## Provided data
===============
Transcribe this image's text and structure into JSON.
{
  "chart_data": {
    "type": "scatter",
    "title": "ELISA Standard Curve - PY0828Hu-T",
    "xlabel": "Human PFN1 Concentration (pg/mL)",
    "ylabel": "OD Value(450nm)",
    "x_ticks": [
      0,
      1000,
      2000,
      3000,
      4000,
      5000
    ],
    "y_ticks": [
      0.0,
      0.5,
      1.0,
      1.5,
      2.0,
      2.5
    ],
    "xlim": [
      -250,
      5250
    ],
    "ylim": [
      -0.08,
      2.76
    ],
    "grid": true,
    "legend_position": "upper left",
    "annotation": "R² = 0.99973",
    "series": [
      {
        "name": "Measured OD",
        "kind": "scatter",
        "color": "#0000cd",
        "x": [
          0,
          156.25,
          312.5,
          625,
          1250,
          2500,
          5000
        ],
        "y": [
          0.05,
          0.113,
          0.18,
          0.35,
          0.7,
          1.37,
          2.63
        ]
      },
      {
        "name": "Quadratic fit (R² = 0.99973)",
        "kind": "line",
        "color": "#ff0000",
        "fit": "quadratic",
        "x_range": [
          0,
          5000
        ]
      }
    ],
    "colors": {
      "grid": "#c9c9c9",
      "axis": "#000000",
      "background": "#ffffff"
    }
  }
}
===============
## What you have to do
Repeat every record, exactly as written.

## Exercise answer
Transcribe this image's text and structure into JSON.
{
  "chart_data": {
    "type": "scatter",
    "title": "ELISA Standard Curve - PY0828Hu-T",
    "xlabel": "Human PFN1 Concentration (pg/mL)",
    "ylabel": "OD Value(450nm)",
    "x_ticks": [
      0,
      1000,
      2000,
      3000,
      4000,
      5000
    ],
    "y_ticks": [
      0.0,
      0.5,
      1.0,
      1.5,
      2.0,
      2.5
    ],
    "xlim": [
      -250,
      5250
    ],
    "ylim": [
      -0.08,
      2.76
    ],
    "grid": true,
    "legend_position": "upper left",
    "annotation": "R² = 0.99973",
    "series": [
      {
        "name": "Measured OD",
        "kind": "scatter",
        "color": "#0000cd",
        "x": [
          0,
          156.25,
          312.5,
          625,
          1250,
          2500,
          5000
        ],
        "y": [
          0.05,
          0.113,
          0.18,
          0.35,
          0.7,
          1.37,
          2.63
        ]
      },
      {
        "name": "Quadratic fit (R² = 0.99973)",
        "kind": "line",
        "color": "#ff0000",
        "fit": "quadratic",
        "x_range": [
          0,
          5000
        ]
      }
    ],
    "colors": {
      "grid": "#c9c9c9",
      "axis": "#000000",
      "background": "#ffffff"
    }
  }
}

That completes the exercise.